◆ GOAL OF THE EXERCISE: Search the records below for the word "column". Copy each line where it occurs.

Data records
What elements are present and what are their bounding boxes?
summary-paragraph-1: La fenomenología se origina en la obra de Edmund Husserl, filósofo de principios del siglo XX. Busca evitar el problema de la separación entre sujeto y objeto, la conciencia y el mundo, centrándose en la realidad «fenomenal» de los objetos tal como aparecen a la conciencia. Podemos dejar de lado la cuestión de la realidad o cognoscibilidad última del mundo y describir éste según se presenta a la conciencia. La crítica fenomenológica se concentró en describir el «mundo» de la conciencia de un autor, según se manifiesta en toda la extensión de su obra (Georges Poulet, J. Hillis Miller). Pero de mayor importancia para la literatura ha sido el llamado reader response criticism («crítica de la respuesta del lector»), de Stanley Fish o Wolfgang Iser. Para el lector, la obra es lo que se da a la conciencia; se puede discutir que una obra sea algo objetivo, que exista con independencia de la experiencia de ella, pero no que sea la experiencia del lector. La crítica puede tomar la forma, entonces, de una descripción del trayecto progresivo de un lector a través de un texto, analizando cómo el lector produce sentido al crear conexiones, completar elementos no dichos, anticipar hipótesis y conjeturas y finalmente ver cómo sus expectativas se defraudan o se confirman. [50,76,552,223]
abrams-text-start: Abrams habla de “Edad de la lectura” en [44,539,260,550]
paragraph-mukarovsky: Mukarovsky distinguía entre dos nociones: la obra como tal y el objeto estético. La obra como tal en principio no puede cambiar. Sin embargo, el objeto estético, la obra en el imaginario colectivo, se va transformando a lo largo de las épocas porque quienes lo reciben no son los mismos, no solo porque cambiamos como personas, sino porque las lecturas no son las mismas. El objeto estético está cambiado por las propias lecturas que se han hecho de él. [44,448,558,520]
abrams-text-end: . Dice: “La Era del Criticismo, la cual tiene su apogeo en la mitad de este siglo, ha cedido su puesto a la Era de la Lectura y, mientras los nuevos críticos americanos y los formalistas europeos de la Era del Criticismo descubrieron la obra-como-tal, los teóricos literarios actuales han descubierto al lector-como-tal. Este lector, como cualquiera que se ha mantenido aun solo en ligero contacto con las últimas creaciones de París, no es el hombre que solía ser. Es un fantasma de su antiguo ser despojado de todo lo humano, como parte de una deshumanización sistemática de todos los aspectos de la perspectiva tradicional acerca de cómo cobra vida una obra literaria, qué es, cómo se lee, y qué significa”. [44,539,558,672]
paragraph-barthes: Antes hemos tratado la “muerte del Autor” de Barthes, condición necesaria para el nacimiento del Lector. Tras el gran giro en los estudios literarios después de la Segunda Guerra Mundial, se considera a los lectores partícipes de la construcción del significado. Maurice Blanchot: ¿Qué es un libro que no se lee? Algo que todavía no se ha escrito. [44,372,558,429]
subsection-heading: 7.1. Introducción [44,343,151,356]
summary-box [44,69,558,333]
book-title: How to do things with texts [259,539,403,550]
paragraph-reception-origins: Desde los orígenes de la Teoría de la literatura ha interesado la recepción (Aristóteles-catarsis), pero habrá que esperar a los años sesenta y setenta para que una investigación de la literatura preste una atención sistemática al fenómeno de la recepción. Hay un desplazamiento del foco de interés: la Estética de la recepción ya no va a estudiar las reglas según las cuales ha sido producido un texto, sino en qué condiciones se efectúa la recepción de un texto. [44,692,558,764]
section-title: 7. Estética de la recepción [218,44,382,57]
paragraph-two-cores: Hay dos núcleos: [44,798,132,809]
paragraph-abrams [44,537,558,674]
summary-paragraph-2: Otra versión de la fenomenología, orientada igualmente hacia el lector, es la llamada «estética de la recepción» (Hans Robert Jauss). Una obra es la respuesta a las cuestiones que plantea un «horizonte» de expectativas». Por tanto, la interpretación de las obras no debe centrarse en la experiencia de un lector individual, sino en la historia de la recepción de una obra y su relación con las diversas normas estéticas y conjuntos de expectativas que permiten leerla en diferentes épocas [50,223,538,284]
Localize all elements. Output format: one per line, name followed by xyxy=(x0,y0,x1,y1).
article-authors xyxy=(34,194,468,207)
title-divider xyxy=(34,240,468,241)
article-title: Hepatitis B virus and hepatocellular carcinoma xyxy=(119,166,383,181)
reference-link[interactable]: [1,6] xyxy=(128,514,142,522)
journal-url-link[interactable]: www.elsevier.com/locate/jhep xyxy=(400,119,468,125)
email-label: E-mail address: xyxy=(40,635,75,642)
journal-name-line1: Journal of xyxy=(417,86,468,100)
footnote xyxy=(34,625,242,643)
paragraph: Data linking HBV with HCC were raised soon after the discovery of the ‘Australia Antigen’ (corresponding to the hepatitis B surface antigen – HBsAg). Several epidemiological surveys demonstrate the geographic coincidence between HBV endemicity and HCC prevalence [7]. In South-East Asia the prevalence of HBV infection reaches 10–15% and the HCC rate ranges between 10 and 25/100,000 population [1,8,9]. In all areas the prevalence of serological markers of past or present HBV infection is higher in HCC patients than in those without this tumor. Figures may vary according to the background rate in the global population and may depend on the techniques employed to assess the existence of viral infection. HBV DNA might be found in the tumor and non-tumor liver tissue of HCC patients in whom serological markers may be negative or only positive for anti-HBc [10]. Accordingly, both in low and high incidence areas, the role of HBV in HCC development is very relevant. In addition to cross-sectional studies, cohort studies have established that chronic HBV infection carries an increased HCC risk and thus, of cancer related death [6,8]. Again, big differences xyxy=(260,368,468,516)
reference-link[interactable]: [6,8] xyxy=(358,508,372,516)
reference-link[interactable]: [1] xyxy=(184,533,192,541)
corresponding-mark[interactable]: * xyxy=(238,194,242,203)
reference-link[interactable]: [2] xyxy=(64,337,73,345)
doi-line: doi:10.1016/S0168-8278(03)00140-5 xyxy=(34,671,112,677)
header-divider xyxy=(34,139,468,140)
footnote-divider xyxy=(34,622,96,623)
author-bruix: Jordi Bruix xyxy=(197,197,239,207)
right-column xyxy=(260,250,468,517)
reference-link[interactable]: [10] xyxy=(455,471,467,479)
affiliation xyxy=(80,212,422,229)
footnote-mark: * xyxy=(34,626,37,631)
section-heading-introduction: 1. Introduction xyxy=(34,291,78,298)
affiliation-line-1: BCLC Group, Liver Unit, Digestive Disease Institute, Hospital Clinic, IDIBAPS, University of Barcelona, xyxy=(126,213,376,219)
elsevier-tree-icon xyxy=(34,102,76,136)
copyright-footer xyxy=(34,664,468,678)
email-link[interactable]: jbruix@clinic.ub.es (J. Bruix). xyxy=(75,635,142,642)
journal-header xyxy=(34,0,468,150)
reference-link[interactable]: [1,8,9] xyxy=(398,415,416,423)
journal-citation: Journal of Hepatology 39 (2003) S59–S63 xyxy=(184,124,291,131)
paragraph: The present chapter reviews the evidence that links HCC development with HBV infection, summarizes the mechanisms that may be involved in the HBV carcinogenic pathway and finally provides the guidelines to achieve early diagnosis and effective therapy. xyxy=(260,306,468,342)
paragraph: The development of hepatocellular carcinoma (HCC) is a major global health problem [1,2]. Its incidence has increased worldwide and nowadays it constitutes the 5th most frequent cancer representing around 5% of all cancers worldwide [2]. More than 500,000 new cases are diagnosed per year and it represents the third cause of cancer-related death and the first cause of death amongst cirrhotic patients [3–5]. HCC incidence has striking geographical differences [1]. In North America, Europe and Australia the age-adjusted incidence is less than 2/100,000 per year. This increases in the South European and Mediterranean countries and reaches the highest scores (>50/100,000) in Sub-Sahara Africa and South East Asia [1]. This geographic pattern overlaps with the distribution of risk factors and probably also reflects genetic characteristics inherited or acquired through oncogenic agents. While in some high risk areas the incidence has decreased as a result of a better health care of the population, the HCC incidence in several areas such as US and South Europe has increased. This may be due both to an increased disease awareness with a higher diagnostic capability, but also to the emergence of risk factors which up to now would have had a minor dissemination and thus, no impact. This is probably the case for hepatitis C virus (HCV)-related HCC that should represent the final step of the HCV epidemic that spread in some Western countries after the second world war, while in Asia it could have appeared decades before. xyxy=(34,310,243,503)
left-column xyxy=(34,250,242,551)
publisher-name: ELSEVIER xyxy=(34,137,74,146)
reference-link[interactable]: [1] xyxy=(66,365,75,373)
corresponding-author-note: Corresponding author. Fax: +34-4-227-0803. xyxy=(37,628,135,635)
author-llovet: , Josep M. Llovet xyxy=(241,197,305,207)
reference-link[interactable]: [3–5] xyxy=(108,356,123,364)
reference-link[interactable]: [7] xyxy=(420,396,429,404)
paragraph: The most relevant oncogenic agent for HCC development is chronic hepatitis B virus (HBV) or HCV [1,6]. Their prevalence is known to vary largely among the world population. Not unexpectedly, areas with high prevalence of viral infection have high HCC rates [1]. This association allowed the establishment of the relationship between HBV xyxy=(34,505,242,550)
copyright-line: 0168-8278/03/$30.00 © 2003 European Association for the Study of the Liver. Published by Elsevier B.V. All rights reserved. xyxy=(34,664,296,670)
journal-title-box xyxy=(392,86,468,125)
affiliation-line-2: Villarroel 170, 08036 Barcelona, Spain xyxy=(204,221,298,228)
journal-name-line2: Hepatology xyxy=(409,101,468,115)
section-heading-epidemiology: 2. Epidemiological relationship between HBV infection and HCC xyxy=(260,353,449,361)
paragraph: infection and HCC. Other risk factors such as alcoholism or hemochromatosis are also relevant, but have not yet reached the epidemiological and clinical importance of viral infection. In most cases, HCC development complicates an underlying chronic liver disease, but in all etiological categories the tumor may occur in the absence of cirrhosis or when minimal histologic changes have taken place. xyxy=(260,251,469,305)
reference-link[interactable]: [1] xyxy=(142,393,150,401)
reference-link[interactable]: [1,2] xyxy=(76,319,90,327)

◆ FINISHED TASK:
right-column xyxy=(260,250,468,517)
left-column xyxy=(34,250,242,551)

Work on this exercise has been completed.